» Given instruction: Reproduce all lines of the listing below in which the word "object" occurs.

» Records provided:

-- -- --

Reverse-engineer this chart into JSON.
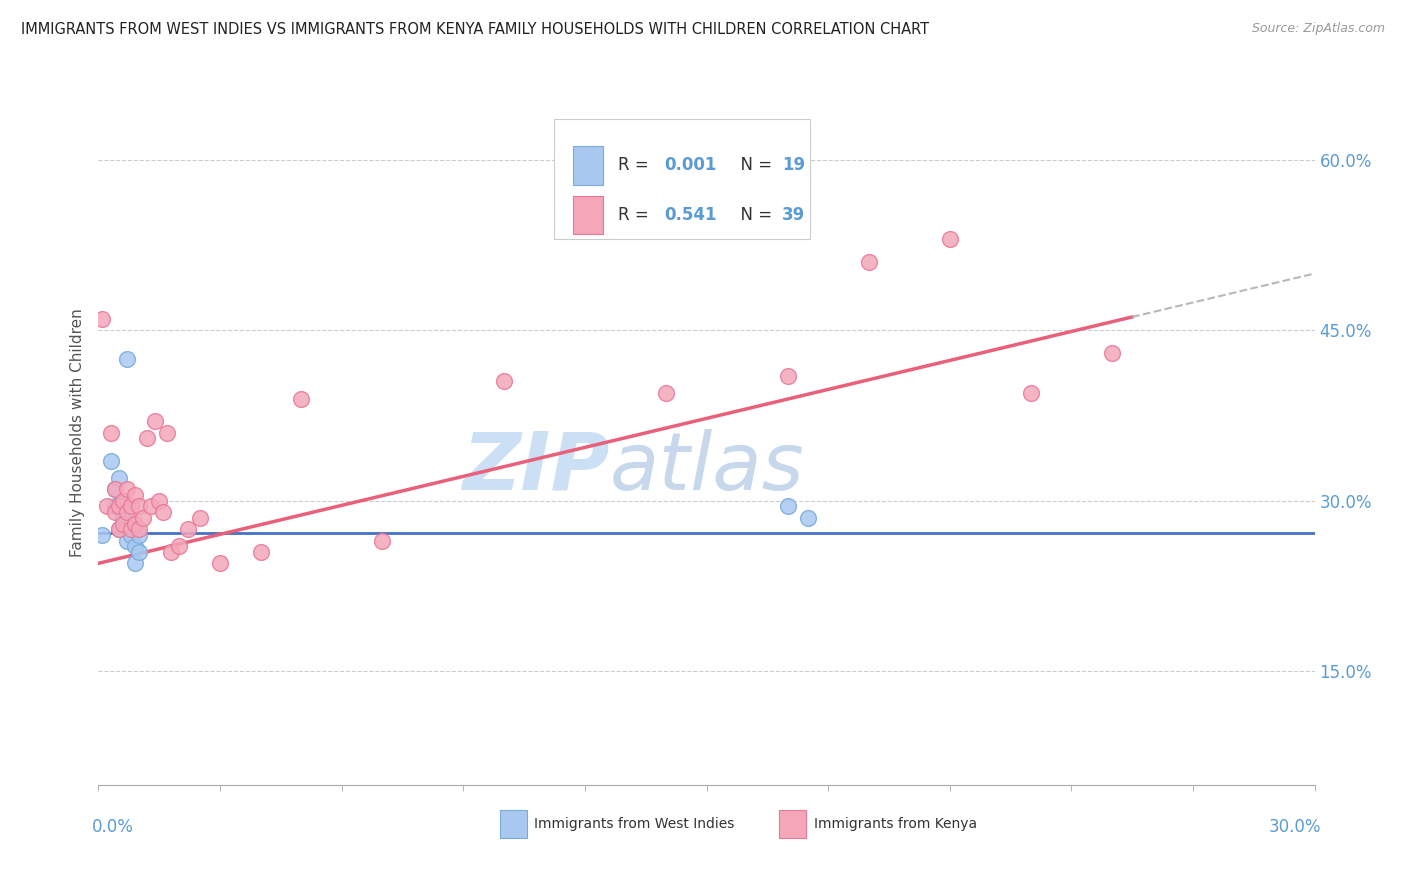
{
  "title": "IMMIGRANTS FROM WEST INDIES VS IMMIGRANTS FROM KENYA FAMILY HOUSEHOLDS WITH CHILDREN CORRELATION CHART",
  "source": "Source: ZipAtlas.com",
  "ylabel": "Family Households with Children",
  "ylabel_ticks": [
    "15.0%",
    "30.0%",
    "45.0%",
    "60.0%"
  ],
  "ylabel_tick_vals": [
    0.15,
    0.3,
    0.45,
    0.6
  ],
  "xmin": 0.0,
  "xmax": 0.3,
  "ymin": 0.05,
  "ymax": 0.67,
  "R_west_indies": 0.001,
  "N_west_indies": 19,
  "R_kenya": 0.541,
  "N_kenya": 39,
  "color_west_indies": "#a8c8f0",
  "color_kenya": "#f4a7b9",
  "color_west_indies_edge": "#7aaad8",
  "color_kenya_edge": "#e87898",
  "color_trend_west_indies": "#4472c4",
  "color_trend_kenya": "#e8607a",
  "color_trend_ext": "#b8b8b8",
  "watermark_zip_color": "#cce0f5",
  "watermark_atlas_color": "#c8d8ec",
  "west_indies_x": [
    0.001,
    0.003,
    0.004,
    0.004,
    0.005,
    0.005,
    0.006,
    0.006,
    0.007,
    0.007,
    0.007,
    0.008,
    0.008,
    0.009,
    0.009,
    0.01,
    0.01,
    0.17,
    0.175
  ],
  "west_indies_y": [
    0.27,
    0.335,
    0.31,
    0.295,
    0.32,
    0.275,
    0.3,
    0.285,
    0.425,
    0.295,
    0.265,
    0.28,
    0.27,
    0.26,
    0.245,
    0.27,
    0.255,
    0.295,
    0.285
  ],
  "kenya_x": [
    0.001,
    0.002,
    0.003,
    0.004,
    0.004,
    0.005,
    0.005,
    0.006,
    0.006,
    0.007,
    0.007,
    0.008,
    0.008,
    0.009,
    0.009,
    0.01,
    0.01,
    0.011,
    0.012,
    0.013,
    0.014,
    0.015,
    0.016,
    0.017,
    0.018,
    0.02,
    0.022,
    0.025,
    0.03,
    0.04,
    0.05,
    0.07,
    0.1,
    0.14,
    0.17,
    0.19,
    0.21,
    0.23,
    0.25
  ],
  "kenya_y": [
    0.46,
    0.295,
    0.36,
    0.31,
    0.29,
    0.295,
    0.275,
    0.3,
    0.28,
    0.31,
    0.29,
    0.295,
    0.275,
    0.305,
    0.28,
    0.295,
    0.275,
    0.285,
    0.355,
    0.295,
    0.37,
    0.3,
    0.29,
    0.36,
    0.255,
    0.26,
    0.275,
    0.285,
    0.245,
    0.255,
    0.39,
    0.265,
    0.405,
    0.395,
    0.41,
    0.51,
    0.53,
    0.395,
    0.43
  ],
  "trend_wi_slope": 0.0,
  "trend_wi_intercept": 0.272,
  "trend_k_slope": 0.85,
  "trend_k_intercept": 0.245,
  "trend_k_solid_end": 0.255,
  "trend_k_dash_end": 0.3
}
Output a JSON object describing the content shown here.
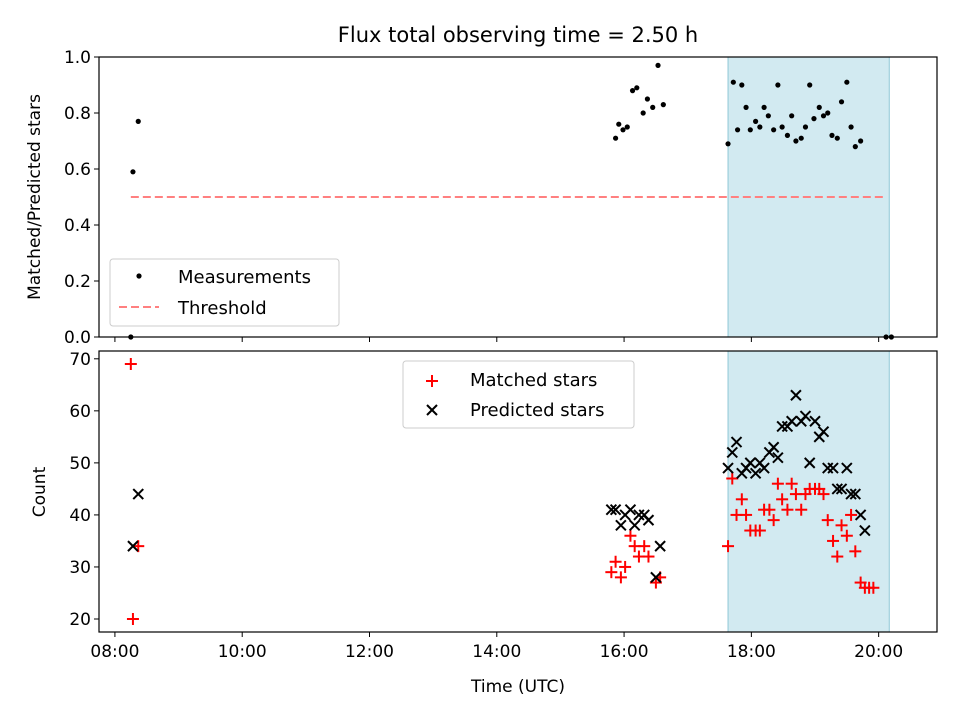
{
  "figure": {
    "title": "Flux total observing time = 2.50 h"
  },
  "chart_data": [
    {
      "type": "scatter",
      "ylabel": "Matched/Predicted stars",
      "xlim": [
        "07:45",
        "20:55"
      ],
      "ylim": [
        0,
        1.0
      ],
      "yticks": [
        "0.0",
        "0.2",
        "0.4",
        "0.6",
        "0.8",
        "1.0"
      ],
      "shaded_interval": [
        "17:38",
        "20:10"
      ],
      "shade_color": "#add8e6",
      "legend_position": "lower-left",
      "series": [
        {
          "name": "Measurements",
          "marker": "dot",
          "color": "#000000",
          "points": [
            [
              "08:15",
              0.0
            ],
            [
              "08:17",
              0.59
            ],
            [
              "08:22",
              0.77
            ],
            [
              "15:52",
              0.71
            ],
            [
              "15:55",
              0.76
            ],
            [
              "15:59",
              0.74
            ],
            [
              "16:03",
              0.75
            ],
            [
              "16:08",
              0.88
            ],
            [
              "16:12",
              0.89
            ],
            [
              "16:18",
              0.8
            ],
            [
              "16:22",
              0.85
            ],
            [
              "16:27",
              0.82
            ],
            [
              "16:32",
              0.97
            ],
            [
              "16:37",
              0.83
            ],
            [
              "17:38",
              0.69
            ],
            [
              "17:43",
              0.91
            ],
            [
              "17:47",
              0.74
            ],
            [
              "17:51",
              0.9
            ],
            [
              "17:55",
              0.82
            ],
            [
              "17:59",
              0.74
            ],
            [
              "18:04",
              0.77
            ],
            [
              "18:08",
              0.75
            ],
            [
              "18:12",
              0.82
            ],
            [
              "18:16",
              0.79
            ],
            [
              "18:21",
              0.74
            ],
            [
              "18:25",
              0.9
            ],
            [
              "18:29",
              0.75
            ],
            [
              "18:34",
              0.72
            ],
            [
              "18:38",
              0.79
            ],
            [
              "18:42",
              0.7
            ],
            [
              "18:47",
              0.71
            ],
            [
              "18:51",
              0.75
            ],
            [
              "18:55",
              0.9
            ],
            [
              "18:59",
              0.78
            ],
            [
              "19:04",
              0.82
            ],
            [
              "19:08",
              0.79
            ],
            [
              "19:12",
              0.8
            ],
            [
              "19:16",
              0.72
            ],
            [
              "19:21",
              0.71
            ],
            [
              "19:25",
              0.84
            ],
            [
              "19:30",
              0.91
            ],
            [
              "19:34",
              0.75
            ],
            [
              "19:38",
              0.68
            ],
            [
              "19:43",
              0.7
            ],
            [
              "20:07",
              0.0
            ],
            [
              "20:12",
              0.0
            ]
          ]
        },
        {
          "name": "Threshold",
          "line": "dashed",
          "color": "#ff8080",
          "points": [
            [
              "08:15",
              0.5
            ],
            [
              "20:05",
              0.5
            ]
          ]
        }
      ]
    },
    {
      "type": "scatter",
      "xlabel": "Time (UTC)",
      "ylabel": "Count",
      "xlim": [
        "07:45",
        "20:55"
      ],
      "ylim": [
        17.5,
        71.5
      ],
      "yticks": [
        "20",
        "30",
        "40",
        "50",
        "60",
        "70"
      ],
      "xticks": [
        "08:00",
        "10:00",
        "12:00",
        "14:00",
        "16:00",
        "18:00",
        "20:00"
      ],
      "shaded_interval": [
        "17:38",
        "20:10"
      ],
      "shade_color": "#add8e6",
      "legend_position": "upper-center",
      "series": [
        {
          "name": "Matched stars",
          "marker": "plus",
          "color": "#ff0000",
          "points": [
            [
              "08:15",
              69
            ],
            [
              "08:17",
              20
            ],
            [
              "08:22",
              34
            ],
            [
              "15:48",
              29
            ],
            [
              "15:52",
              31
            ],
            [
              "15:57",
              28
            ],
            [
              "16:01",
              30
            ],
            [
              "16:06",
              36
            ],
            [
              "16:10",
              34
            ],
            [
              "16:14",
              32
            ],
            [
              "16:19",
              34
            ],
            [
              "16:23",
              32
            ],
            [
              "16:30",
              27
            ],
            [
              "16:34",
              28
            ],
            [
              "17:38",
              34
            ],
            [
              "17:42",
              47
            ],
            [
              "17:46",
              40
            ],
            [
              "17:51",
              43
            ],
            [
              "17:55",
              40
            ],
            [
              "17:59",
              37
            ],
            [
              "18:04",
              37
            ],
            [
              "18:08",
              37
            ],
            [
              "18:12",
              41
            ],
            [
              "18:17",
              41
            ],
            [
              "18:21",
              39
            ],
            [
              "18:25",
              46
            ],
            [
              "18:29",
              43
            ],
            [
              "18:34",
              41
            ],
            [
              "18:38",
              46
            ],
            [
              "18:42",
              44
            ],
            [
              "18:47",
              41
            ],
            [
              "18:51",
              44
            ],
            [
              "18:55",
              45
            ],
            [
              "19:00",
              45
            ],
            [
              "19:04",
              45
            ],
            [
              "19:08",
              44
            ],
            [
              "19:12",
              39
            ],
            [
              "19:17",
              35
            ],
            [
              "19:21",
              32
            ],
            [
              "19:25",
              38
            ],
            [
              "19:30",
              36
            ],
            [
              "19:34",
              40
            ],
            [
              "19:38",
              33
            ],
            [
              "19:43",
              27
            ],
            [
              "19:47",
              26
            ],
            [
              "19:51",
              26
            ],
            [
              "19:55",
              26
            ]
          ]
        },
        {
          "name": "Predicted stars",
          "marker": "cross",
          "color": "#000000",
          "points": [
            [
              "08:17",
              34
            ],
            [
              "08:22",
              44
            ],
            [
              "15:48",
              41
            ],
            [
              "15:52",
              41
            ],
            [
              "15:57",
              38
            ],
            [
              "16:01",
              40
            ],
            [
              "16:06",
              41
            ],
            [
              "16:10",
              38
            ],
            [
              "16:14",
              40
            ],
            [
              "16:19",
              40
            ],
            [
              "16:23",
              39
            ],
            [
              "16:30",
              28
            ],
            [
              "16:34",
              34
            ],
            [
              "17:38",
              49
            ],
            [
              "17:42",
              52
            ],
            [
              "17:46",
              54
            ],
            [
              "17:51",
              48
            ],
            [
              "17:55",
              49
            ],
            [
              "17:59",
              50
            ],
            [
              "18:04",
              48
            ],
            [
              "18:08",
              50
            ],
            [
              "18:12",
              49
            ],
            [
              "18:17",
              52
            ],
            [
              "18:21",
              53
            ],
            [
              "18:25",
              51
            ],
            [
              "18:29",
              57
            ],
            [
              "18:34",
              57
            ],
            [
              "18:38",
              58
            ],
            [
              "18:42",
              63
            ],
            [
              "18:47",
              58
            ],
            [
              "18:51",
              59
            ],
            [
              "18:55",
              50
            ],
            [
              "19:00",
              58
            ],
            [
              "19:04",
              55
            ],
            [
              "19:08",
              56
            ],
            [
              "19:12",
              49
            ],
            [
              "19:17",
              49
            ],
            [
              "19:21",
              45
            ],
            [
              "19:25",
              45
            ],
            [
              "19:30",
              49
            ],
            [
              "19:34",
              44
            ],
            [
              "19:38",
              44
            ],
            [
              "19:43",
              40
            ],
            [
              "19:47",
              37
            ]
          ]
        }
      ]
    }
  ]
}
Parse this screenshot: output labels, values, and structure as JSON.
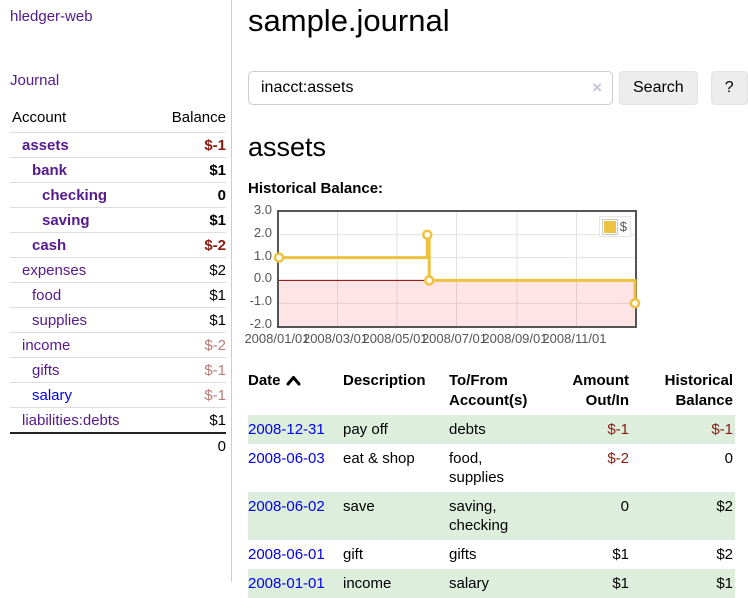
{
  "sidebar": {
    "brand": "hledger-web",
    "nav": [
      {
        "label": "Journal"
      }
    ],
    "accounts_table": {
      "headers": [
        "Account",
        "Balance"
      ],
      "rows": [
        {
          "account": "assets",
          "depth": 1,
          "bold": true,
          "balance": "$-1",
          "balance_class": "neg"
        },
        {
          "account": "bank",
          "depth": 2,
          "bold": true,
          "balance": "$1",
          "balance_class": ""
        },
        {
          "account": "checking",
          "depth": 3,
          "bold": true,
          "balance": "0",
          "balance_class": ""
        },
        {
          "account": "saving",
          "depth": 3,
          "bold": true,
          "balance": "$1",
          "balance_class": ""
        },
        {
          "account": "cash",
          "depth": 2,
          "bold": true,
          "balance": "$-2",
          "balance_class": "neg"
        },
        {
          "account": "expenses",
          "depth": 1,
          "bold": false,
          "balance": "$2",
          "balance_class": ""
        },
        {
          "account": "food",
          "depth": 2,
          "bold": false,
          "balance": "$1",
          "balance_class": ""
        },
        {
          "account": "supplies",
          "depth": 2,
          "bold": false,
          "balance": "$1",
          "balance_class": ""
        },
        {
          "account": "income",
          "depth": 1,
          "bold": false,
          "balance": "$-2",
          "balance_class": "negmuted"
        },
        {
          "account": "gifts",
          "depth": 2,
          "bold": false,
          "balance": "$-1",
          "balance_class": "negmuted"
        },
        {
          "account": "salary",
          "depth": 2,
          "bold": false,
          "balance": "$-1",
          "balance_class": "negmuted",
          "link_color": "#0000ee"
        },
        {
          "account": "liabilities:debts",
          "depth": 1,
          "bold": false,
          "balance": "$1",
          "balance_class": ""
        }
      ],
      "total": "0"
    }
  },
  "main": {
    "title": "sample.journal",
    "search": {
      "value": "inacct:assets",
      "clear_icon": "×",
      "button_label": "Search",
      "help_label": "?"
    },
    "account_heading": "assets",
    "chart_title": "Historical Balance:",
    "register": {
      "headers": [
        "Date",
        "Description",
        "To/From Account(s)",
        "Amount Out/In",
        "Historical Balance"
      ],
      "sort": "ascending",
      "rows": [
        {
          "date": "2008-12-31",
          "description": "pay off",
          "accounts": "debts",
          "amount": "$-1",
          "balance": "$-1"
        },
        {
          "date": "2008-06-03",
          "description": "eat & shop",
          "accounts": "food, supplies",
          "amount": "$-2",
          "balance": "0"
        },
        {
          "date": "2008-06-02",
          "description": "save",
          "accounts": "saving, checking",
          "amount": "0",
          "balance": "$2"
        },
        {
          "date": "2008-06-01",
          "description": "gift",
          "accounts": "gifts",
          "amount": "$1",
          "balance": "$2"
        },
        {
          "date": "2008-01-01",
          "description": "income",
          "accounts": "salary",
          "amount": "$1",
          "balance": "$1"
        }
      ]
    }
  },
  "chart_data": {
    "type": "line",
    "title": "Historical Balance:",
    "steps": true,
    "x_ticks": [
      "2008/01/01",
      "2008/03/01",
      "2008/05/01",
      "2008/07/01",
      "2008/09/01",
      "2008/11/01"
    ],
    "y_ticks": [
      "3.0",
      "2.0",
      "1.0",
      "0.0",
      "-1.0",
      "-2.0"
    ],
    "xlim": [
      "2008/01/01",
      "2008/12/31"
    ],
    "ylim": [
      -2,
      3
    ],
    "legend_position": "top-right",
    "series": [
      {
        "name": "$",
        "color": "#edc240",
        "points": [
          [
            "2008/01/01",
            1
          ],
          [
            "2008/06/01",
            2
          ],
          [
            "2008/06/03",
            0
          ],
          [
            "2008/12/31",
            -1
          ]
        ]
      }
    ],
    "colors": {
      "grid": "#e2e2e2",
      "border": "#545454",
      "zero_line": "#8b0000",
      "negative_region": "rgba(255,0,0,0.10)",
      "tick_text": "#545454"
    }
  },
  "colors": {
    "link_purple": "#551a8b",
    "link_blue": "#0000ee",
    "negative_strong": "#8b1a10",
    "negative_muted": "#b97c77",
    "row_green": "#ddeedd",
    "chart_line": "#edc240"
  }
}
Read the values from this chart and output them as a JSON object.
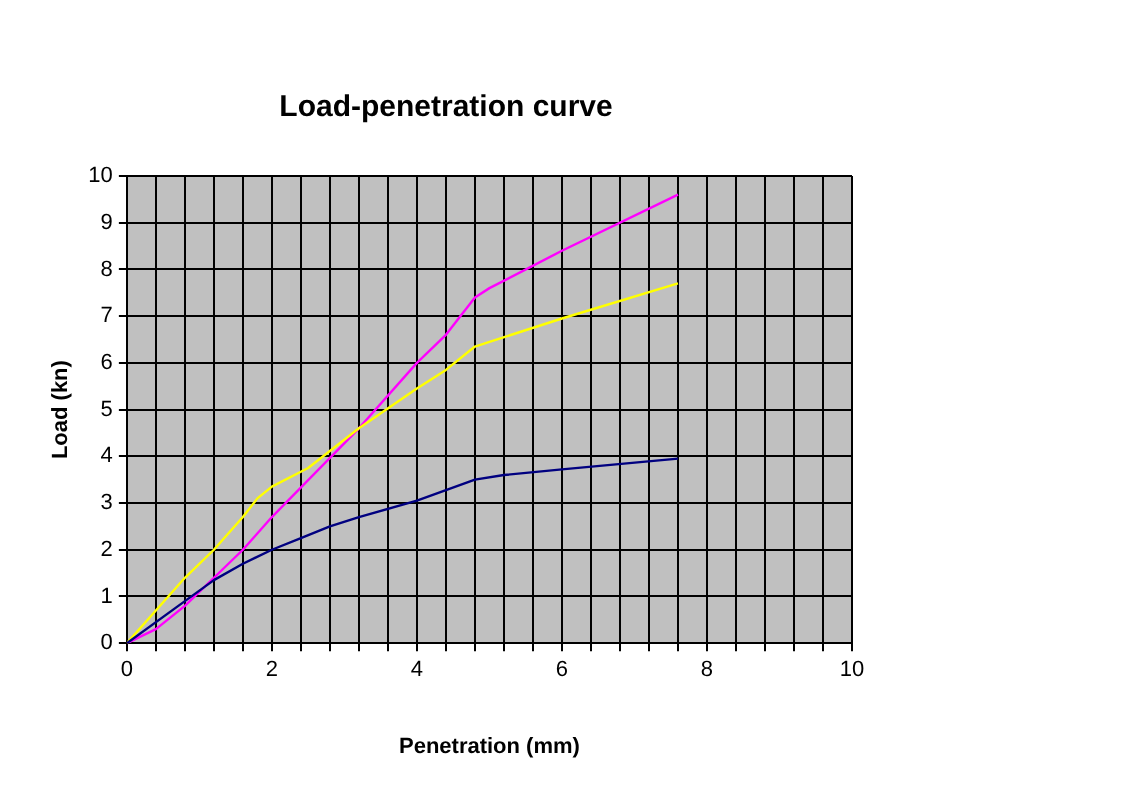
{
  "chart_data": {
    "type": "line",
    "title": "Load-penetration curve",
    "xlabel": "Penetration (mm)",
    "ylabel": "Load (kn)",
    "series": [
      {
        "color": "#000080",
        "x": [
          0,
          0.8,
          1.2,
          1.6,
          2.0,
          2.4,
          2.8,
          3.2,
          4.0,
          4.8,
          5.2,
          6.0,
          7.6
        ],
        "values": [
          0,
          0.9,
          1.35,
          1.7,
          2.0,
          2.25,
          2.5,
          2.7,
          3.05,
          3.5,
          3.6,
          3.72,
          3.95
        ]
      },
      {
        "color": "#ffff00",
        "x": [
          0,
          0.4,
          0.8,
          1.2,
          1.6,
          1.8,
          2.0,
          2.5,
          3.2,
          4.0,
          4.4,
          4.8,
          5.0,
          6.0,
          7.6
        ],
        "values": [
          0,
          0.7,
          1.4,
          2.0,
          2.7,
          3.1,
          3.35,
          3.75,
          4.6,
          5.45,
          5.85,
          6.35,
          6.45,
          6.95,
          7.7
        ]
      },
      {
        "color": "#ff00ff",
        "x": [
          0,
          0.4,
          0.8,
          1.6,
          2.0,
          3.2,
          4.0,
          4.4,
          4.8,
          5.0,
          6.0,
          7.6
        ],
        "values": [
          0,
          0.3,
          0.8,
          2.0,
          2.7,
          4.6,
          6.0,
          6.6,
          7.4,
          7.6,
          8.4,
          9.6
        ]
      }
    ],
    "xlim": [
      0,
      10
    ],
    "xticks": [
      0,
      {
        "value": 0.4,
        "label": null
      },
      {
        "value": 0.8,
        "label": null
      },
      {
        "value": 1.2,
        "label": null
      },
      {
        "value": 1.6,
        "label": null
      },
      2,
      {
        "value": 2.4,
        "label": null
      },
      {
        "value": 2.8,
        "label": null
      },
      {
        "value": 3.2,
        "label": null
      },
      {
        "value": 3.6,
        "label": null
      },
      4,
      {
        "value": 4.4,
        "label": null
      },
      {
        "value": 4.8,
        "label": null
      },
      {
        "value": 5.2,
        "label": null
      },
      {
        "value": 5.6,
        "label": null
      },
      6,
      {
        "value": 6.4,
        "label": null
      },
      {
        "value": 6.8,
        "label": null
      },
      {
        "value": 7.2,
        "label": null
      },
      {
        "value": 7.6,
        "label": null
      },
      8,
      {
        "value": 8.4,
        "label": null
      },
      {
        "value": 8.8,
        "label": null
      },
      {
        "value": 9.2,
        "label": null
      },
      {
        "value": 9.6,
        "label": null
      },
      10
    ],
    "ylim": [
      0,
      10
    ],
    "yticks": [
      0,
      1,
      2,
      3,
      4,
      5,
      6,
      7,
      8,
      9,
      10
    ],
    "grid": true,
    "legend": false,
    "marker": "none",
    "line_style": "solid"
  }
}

-- -- --

» Solution to this problem:
Output a JSON object describing the content shown here.
Read the values from this chart and output them as a JSON object.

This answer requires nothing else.